• DATA FOR THE TASK:
** begin **
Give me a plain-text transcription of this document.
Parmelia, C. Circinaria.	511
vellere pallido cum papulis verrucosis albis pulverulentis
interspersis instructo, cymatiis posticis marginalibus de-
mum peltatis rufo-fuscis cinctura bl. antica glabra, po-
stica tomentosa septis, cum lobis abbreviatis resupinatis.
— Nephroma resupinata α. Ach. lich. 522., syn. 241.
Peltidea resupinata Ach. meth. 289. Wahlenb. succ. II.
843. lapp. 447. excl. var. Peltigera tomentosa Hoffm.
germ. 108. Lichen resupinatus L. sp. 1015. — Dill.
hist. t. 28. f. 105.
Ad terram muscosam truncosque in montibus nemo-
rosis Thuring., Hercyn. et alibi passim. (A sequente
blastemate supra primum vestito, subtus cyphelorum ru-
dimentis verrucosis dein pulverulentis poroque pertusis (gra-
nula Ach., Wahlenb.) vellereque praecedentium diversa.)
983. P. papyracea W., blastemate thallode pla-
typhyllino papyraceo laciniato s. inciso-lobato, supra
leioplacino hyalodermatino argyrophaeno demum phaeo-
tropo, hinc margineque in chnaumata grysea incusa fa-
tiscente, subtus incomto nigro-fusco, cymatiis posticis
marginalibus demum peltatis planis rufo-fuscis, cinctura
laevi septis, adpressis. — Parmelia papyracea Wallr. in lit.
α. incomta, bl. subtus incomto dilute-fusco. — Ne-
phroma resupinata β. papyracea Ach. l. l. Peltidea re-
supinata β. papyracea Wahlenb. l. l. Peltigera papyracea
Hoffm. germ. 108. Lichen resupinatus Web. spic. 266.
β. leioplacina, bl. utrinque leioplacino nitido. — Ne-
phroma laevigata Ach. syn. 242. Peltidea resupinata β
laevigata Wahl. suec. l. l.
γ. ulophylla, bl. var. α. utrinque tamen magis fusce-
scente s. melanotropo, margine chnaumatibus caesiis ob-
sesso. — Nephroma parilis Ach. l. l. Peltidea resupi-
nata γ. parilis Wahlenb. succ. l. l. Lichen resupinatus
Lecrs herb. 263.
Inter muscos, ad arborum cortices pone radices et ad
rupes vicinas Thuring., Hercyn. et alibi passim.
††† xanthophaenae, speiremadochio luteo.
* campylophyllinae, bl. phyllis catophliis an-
** end **
• WHAT YOU NEED TO DO: Using the entries above, please restate each one word for word.

• EXERCISE RESULT:
Give me a plain-text transcription of this document.
Parmelia, C. Circinaria.	511
vellere pallido cum papulis verrucosis albis pulverulentis
interspersis instructo, cymatiis posticis marginalibus de-
mum peltatis rufo-fuscis cinctura bl. antica glabra, po-
stica tomentosa septis, cum lobis abbreviatis resupinatis.
— Nephroma resupinata α. Ach. lich. 522., syn. 241.
Peltidea resupinata Ach. meth. 289. Wahlenb. succ. II.
843. lapp. 447. excl. var. Peltigera tomentosa Hoffm.
germ. 108. Lichen resupinatus L. sp. 1015. — Dill.
hist. t. 28. f. 105.
Ad terram muscosam truncosque in montibus nemo-
rosis Thuring., Hercyn. et alibi passim. (A sequente
blastemate supra primum vestito, subtus cyphelorum ru-
dimentis verrucosis dein pulverulentis poroque pertusis (gra-
nula Ach., Wahlenb.) vellereque praecedentium diversa.)
983. P. papyracea W., blastemate thallode pla-
typhyllino papyraceo laciniato s. inciso-lobato, supra
leioplacino hyalodermatino argyrophaeno demum phaeo-
tropo, hinc margineque in chnaumata grysea incusa fa-
tiscente, subtus incomto nigro-fusco, cymatiis posticis
marginalibus demum peltatis planis rufo-fuscis, cinctura
laevi septis, adpressis. — Parmelia papyracea Wallr. in lit.
α. incomta, bl. subtus incomto dilute-fusco. — Ne-
phroma resupinata β. papyracea Ach. l. l. Peltidea re-
supinata β. papyracea Wahlenb. l. l. Peltigera papyracea
Hoffm. germ. 108. Lichen resupinatus Web. spic. 266.
β. leioplacina, bl. utrinque leioplacino nitido. — Ne-
phroma laevigata Ach. syn. 242. Peltidea resupinata β
laevigata Wahl. suec. l. l.
γ. ulophylla, bl. var. α. utrinque tamen magis fusce-
scente s. melanotropo, margine chnaumatibus caesiis ob-
sesso. — Nephroma parilis Ach. l. l. Peltidea resupi-
nata γ. parilis Wahlenb. succ. l. l. Lichen resupinatus
Lecrs herb. 263.
Inter muscos, ad arborum cortices pone radices et ad
rupes vicinas Thuring., Hercyn. et alibi passim.
††† xanthophaenae, speiremadochio luteo.
* campylophyllinae, bl. phyllis catophliis an-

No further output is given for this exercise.